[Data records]

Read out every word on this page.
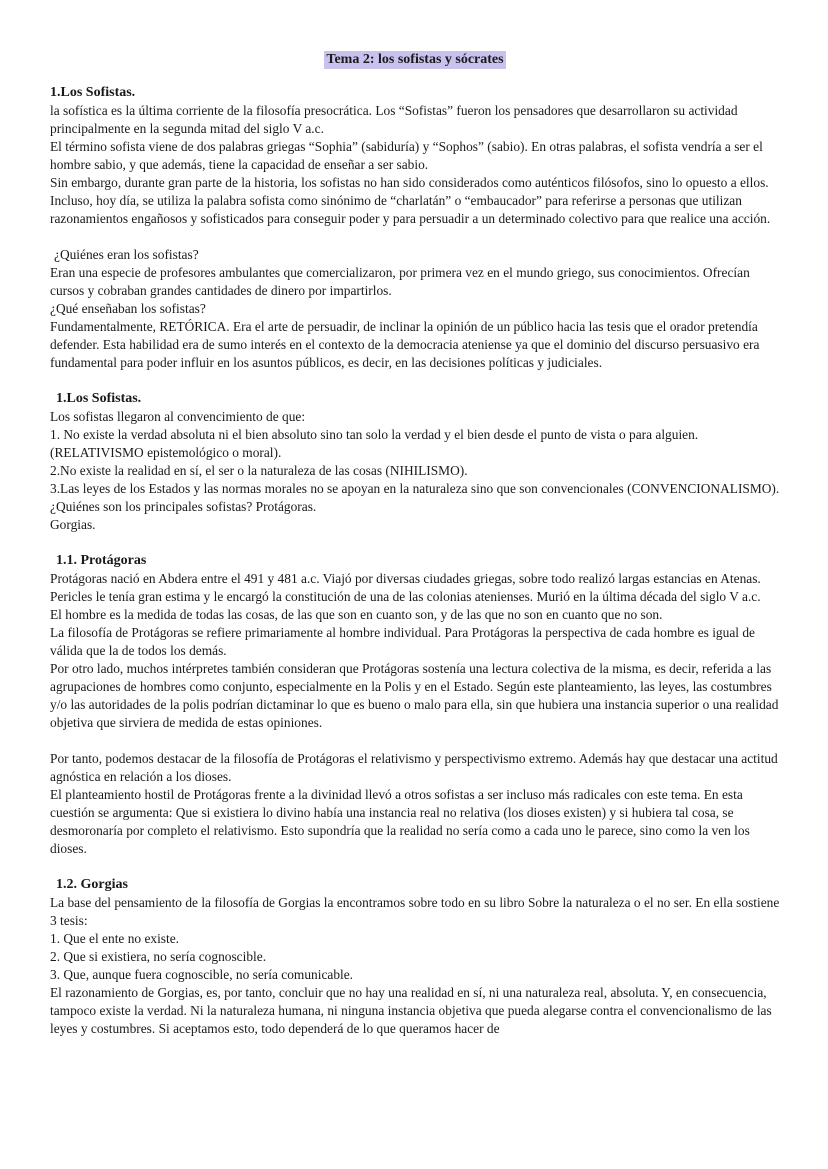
Tema 2: los sofistas y sócrates

1.Los Sofistas.

la sofística es la última corriente de la filosofía presocrática. Los “Sofistas” fueron los pensadores que desarrollaron su actividad principalmente en la segunda mitad del siglo V a.c.

El término sofista viene de dos palabras griegas “Sophia” (sabiduría) y “Sophos” (sabio). En otras palabras, el sofista vendría a ser el hombre sabio, y que además, tiene la capacidad de enseñar a ser sabio.

Sin embargo, durante gran parte de la historia, los sofistas no han sido considerados como auténticos filósofos, sino lo opuesto a ellos. Incluso, hoy día, se utiliza la palabra sofista como sinónimo de “charlatán” o “embaucador” para referirse a personas que utilizan razonamientos engañosos y sofisticados para conseguir poder y para persuadir a un determinado colectivo para que realice una acción.

¿Quiénes eran los sofistas?

Eran una especie de profesores ambulantes que comercializaron, por primera vez en el mundo griego, sus conocimientos. Ofrecían cursos y cobraban grandes cantidades de dinero por impartirlos.

¿Qué enseñaban los sofistas?

Fundamentalmente, RETÓRICA. Era el arte de persuadir, de inclinar la opinión de un público hacia las tesis que el orador pretendía defender. Esta habilidad era de sumo interés en el contexto de la democracia ateniense ya que el dominio del discurso persuasivo era fundamental para poder influir en los asuntos públicos, es decir, en las decisiones políticas y judiciales.

1.Los Sofistas.

Los sofistas llegaron al convencimiento de que:

1. No existe la verdad absoluta ni el bien absoluto sino tan solo la verdad y el bien desde el punto de vista o para alguien. (RELATIVISMO epistemológico o moral).

2.No existe la realidad en sí, el ser o la naturaleza de las cosas (NIHILISMO).

3.Las leyes de los Estados y las normas morales no se apoyan en la naturaleza sino que son convencionales (CONVENCIONALISMO).

¿Quiénes son los principales sofistas? Protágoras.

Gorgias.

1.1. Protágoras

Protágoras nació en Abdera entre el 491 y 481 a.c. Viajó por diversas ciudades griegas, sobre todo realizó largas estancias en Atenas. Pericles le tenía gran estima y le encargó la constitución de una de las colonias atenienses. Murió en la última década del siglo V a.c.

El hombre es la medida de todas las cosas, de las que son en cuanto son, y de las que no son en cuanto que no son.

La filosofía de Protágoras se refiere primariamente al hombre individual. Para Protágoras la perspectiva de cada hombre es igual de válida que la de todos los demás.

Por otro lado, muchos intérpretes también consideran que Protágoras sostenía una lectura colectiva de la misma, es decir, referida a las agrupaciones de hombres como conjunto, especialmente en la Polis y en el Estado. Según este planteamiento, las leyes, las costumbres y/o las autoridades de la polis podrían dictaminar lo que es bueno o malo para ella, sin que hubiera una instancia superior o una realidad objetiva que sirviera de medida de estas opiniones.

Por tanto, podemos destacar de la filosofía de Protágoras el relativismo y perspectivismo extremo. Además hay que destacar una actitud agnóstica en relación a los dioses.

El planteamiento hostil de Protágoras frente a la divinidad llevó a otros sofistas a ser incluso más radicales con este tema. En esta cuestión se argumenta: Que si existiera lo divino había una instancia real no relativa (los dioses existen) y si hubiera tal cosa, se desmoronaría por completo el relativismo. Esto supondría que la realidad no sería como a cada uno le parece, sino como la ven los dioses.

1.2. Gorgias

La base del pensamiento de la filosofía de Gorgias la encontramos sobre todo en su libro Sobre la naturaleza o el no ser. En ella sostiene 3 tesis:

1. Que el ente no existe.

2. Que si existiera, no sería cognoscible.

3. Que, aunque fuera cognoscible, no sería comunicable.

El razonamiento de Gorgias, es, por tanto, concluir que no hay una realidad en sí, ni una naturaleza real, absoluta. Y, en consecuencia, tampoco existe la verdad. Ni la naturaleza humana, ni ninguna instancia objetiva que pueda alegarse contra el convencionalismo de las leyes y costumbres. Si aceptamos esto, todo dependerá de lo que queramos hacer de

◆ Goal ◆
Set down all the entries exactly as they appear, but skip any pictures.

◆ Result for this exercise ◆
Read out every word on this page.
Tema 2: los sofistas y sócrates

1.Los Sofistas.

la sofística es la última corriente de la filosofía presocrática. Los “Sofistas” fueron los pensadores que desarrollaron su actividad principalmente en la segunda mitad del siglo V a.c.

El término sofista viene de dos palabras griegas “Sophia” (sabiduría) y “Sophos” (sabio). En otras palabras, el sofista vendría a ser el hombre sabio, y que además, tiene la capacidad de enseñar a ser sabio.

Sin embargo, durante gran parte de la historia, los sofistas no han sido considerados como auténticos filósofos, sino lo opuesto a ellos. Incluso, hoy día, se utiliza la palabra sofista como sinónimo de “charlatán” o “embaucador” para referirse a personas que utilizan razonamientos engañosos y sofisticados para conseguir poder y para persuadir a un determinado colectivo para que realice una acción.

¿Quiénes eran los sofistas?

Eran una especie de profesores ambulantes que comercializaron, por primera vez en el mundo griego, sus conocimientos. Ofrecían cursos y cobraban grandes cantidades de dinero por impartirlos.

¿Qué enseñaban los sofistas?

Fundamentalmente, RETÓRICA. Era el arte de persuadir, de inclinar la opinión de un público hacia las tesis que el orador pretendía defender. Esta habilidad era de sumo interés en el contexto de la democracia ateniense ya que el dominio del discurso persuasivo era fundamental para poder influir en los asuntos públicos, es decir, en las decisiones políticas y judiciales.

1.Los Sofistas.

Los sofistas llegaron al convencimiento de que:

1. No existe la verdad absoluta ni el bien absoluto sino tan solo la verdad y el bien desde el punto de vista o para alguien. (RELATIVISMO epistemológico o moral).

2.No existe la realidad en sí, el ser o la naturaleza de las cosas (NIHILISMO).

3.Las leyes de los Estados y las normas morales no se apoyan en la naturaleza sino que son convencionales (CONVENCIONALISMO).

¿Quiénes son los principales sofistas? Protágoras.

Gorgias.

1.1. Protágoras

Protágoras nació en Abdera entre el 491 y 481 a.c. Viajó por diversas ciudades griegas, sobre todo realizó largas estancias en Atenas. Pericles le tenía gran estima y le encargó la constitución de una de las colonias atenienses. Murió en la última década del siglo V a.c.

El hombre es la medida de todas las cosas, de las que son en cuanto son, y de las que no son en cuanto que no son.

La filosofía de Protágoras se refiere primariamente al hombre individual. Para Protágoras la perspectiva de cada hombre es igual de válida que la de todos los demás.

Por otro lado, muchos intérpretes también consideran que Protágoras sostenía una lectura colectiva de la misma, es decir, referida a las agrupaciones de hombres como conjunto, especialmente en la Polis y en el Estado. Según este planteamiento, las leyes, las costumbres y/o las autoridades de la polis podrían dictaminar lo que es bueno o malo para ella, sin que hubiera una instancia superior o una realidad objetiva que sirviera de medida de estas opiniones.

Por tanto, podemos destacar de la filosofía de Protágoras el relativismo y perspectivismo extremo. Además hay que destacar una actitud agnóstica en relación a los dioses.

El planteamiento hostil de Protágoras frente a la divinidad llevó a otros sofistas a ser incluso más radicales con este tema. En esta cuestión se argumenta: Que si existiera lo divino había una instancia real no relativa (los dioses existen) y si hubiera tal cosa, se desmoronaría por completo el relativismo. Esto supondría que la realidad no sería como a cada uno le parece, sino como la ven los dioses.

1.2. Gorgias

La base del pensamiento de la filosofía de Gorgias la encontramos sobre todo en su libro Sobre la naturaleza o el no ser. En ella sostiene 3 tesis:

1. Que el ente no existe.

2. Que si existiera, no sería cognoscible.

3. Que, aunque fuera cognoscible, no sería comunicable.

El razonamiento de Gorgias, es, por tanto, concluir que no hay una realidad en sí, ni una naturaleza real, absoluta. Y, en consecuencia, tampoco existe la verdad. Ni la naturaleza humana, ni ninguna instancia objetiva que pueda alegarse contra el convencionalismo de las leyes y costumbres. Si aceptamos esto, todo dependerá de lo que queramos hacer de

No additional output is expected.